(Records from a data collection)

-- BEGIN --

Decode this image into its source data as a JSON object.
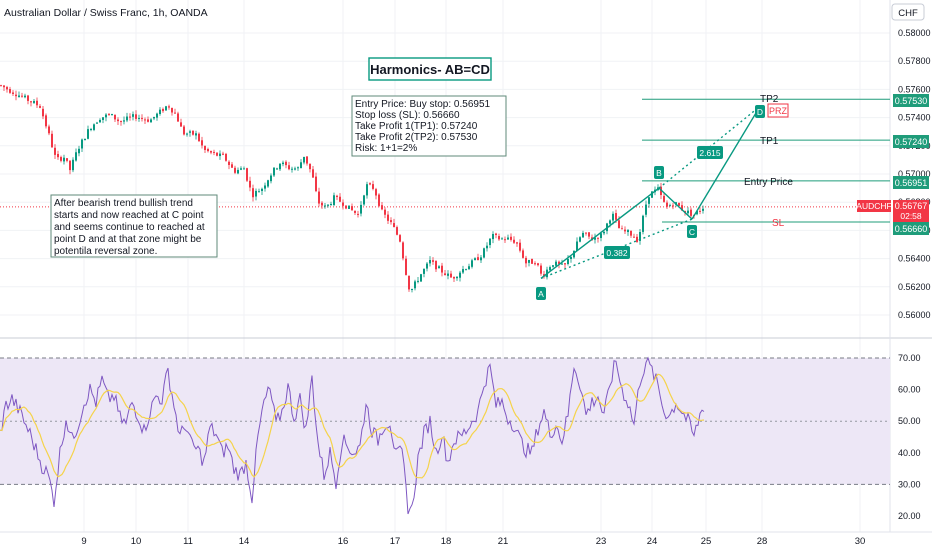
{
  "header": {
    "symbol_title": "Australian Dollar / Swiss Franc, 1h, OANDA",
    "currency_label": "CHF"
  },
  "title_box": {
    "text": "Harmonics- AB=CD"
  },
  "trade_box": {
    "lines": [
      "Entry Price: Buy stop: 0.56951",
      "Stop loss (SL): 0.56660",
      "Take Profit 1(TP1): 0.57240",
      "Take Profit 2(TP2): 0.57530",
      "Risk: 1+1=2%"
    ]
  },
  "note_box": {
    "lines": [
      "After bearish trend bullish trend",
      "starts and now reached at C point",
      "and seems continue to reached at",
      "point D and at that zone might be",
      "potentila reversal zone."
    ]
  },
  "levels": {
    "tp2": {
      "label": "TP2",
      "value": "0.57530",
      "color": "#1f9c7a"
    },
    "tp1": {
      "label": "TP1",
      "value": "0.57240",
      "color": "#1f9c7a"
    },
    "entry": {
      "label": "Entry Price",
      "value": "0.56951",
      "color": "#1f9c7a"
    },
    "sl": {
      "label": "SL",
      "value": "0.56660",
      "color": "#f23645"
    }
  },
  "current_price": {
    "symbol": "AUDCHF",
    "value": "0.56767",
    "countdown": "02:58",
    "color": "#f23645"
  },
  "pattern": {
    "points": [
      "A",
      "B",
      "C",
      "D"
    ],
    "ratio_ab": "0.382",
    "ratio_cd": "2.615",
    "prz_label": "PRZ",
    "color": "#089981"
  },
  "price_axis": {
    "ticks": [
      "0.58000",
      "0.57800",
      "0.57600",
      "0.57400",
      "0.57200",
      "0.57000",
      "0.56800",
      "0.56600",
      "0.56400",
      "0.56200",
      "0.56000"
    ]
  },
  "rsi_axis": {
    "ticks": [
      "70.00",
      "60.00",
      "50.00",
      "40.00",
      "30.00",
      "20.00"
    ]
  },
  "time_axis": {
    "ticks": [
      "9",
      "10",
      "11",
      "14",
      "16",
      "17",
      "18",
      "21",
      "23",
      "24",
      "25",
      "28",
      "30"
    ]
  },
  "colors": {
    "up": "#089981",
    "down": "#f23645",
    "rsi_line": "#7e57c2",
    "rsi_ma": "#f5d34a",
    "rsi_band": "#ede7f6"
  },
  "chart_data": {
    "type": "candlestick",
    "title": "Australian Dollar / Swiss Franc, 1h, OANDA",
    "price_range": [
      0.5595,
      0.581
    ],
    "rsi_range": [
      18,
      72
    ],
    "close_path": [
      [
        0,
        0.5763
      ],
      [
        40,
        0.5748
      ],
      [
        48,
        0.573
      ],
      [
        56,
        0.571
      ],
      [
        64,
        0.5712
      ],
      [
        70,
        0.5703
      ],
      [
        78,
        0.5718
      ],
      [
        90,
        0.5733
      ],
      [
        100,
        0.574
      ],
      [
        110,
        0.5742
      ],
      [
        120,
        0.5737
      ],
      [
        135,
        0.5741
      ],
      [
        150,
        0.5738
      ],
      [
        160,
        0.5744
      ],
      [
        168,
        0.5749
      ],
      [
        176,
        0.5742
      ],
      [
        183,
        0.5729
      ],
      [
        196,
        0.5728
      ],
      [
        204,
        0.5717
      ],
      [
        214,
        0.5714
      ],
      [
        224,
        0.5712
      ],
      [
        234,
        0.5702
      ],
      [
        244,
        0.5704
      ],
      [
        252,
        0.5685
      ],
      [
        262,
        0.569
      ],
      [
        272,
        0.5701
      ],
      [
        280,
        0.5708
      ],
      [
        290,
        0.5704
      ],
      [
        298,
        0.5704
      ],
      [
        304,
        0.5713
      ],
      [
        312,
        0.57
      ],
      [
        318,
        0.568
      ],
      [
        326,
        0.5676
      ],
      [
        334,
        0.5683
      ],
      [
        342,
        0.568
      ],
      [
        350,
        0.5675
      ],
      [
        358,
        0.5671
      ],
      [
        366,
        0.5692
      ],
      [
        374,
        0.569
      ],
      [
        382,
        0.5673
      ],
      [
        392,
        0.5664
      ],
      [
        400,
        0.5653
      ],
      [
        406,
        0.563
      ],
      [
        410,
        0.5616
      ],
      [
        420,
        0.5628
      ],
      [
        430,
        0.5638
      ],
      [
        440,
        0.5632
      ],
      [
        452,
        0.5626
      ],
      [
        462,
        0.5632
      ],
      [
        472,
        0.5637
      ],
      [
        482,
        0.5643
      ],
      [
        492,
        0.5656
      ],
      [
        500,
        0.5654
      ],
      [
        508,
        0.5654
      ],
      [
        516,
        0.5652
      ],
      [
        526,
        0.5637
      ],
      [
        536,
        0.5638
      ],
      [
        542,
        0.5627
      ],
      [
        552,
        0.5637
      ],
      [
        564,
        0.5634
      ],
      [
        574,
        0.5646
      ],
      [
        582,
        0.5658
      ],
      [
        592,
        0.5654
      ],
      [
        602,
        0.5657
      ],
      [
        612,
        0.5672
      ],
      [
        620,
        0.566
      ],
      [
        630,
        0.5658
      ],
      [
        638,
        0.5653
      ],
      [
        648,
        0.5685
      ],
      [
        658,
        0.5689
      ],
      [
        666,
        0.5676
      ],
      [
        674,
        0.568
      ],
      [
        684,
        0.5674
      ],
      [
        694,
        0.5671
      ],
      [
        704,
        0.5677
      ]
    ],
    "rsi_path": [
      [
        0,
        46
      ],
      [
        6,
        55
      ],
      [
        12,
        57
      ],
      [
        18,
        54
      ],
      [
        24,
        50
      ],
      [
        30,
        46
      ],
      [
        36,
        41
      ],
      [
        42,
        36
      ],
      [
        48,
        33
      ],
      [
        54,
        25
      ],
      [
        60,
        40
      ],
      [
        66,
        51
      ],
      [
        72,
        44
      ],
      [
        78,
        49
      ],
      [
        84,
        56
      ],
      [
        90,
        60
      ],
      [
        96,
        56
      ],
      [
        102,
        63
      ],
      [
        108,
        57
      ],
      [
        114,
        58
      ],
      [
        120,
        51
      ],
      [
        126,
        49
      ],
      [
        132,
        56
      ],
      [
        138,
        52
      ],
      [
        144,
        47
      ],
      [
        150,
        53
      ],
      [
        156,
        58
      ],
      [
        162,
        57
      ],
      [
        168,
        66
      ],
      [
        174,
        55
      ],
      [
        180,
        45
      ],
      [
        186,
        49
      ],
      [
        192,
        42
      ],
      [
        198,
        41
      ],
      [
        204,
        37
      ],
      [
        210,
        48
      ],
      [
        216,
        46
      ],
      [
        222,
        40
      ],
      [
        228,
        42
      ],
      [
        234,
        35
      ],
      [
        240,
        33
      ],
      [
        246,
        37
      ],
      [
        252,
        26
      ],
      [
        258,
        45
      ],
      [
        264,
        56
      ],
      [
        270,
        60
      ],
      [
        276,
        49
      ],
      [
        282,
        53
      ],
      [
        288,
        61
      ],
      [
        294,
        51
      ],
      [
        300,
        57
      ],
      [
        306,
        47
      ],
      [
        312,
        64
      ],
      [
        318,
        43
      ],
      [
        324,
        33
      ],
      [
        330,
        40
      ],
      [
        336,
        31
      ],
      [
        342,
        44
      ],
      [
        348,
        42
      ],
      [
        354,
        40
      ],
      [
        360,
        42
      ],
      [
        366,
        56
      ],
      [
        372,
        47
      ],
      [
        378,
        44
      ],
      [
        384,
        49
      ],
      [
        390,
        50
      ],
      [
        396,
        39
      ],
      [
        402,
        40
      ],
      [
        408,
        23
      ],
      [
        412,
        22
      ],
      [
        418,
        38
      ],
      [
        424,
        46
      ],
      [
        430,
        50
      ],
      [
        436,
        40
      ],
      [
        442,
        46
      ],
      [
        448,
        37
      ],
      [
        454,
        44
      ],
      [
        460,
        45
      ],
      [
        466,
        47
      ],
      [
        472,
        50
      ],
      [
        478,
        53
      ],
      [
        484,
        62
      ],
      [
        490,
        67
      ],
      [
        496,
        55
      ],
      [
        502,
        56
      ],
      [
        508,
        51
      ],
      [
        514,
        49
      ],
      [
        520,
        44
      ],
      [
        526,
        41
      ],
      [
        532,
        40
      ],
      [
        538,
        48
      ],
      [
        544,
        53
      ],
      [
        550,
        46
      ],
      [
        556,
        49
      ],
      [
        562,
        44
      ],
      [
        568,
        52
      ],
      [
        574,
        68
      ],
      [
        580,
        62
      ],
      [
        586,
        52
      ],
      [
        592,
        56
      ],
      [
        598,
        58
      ],
      [
        604,
        51
      ],
      [
        610,
        62
      ],
      [
        616,
        69
      ],
      [
        622,
        60
      ],
      [
        628,
        56
      ],
      [
        634,
        49
      ],
      [
        640,
        63
      ],
      [
        646,
        69
      ],
      [
        652,
        66
      ],
      [
        658,
        61
      ],
      [
        664,
        53
      ],
      [
        670,
        52
      ],
      [
        676,
        56
      ],
      [
        682,
        53
      ],
      [
        688,
        50
      ],
      [
        694,
        45
      ],
      [
        700,
        52
      ],
      [
        704,
        55
      ]
    ],
    "levels": {
      "tp2": 0.5753,
      "tp1": 0.5724,
      "entry": 0.56951,
      "sl": 0.5666,
      "current": 0.56767
    },
    "pattern_points": {
      "A": {
        "x": 541,
        "price": 0.5626
      },
      "B": {
        "x": 659,
        "price": 0.569
      },
      "C": {
        "x": 692,
        "price": 0.5668
      },
      "D": {
        "x": 760,
        "price": 0.5748
      }
    }
  }
}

-- END --

**DIRECTIONS:** Report the count of lines in the entries that contain the string "reached", and nothing besides it.

**FINISHED ANSWER:** 2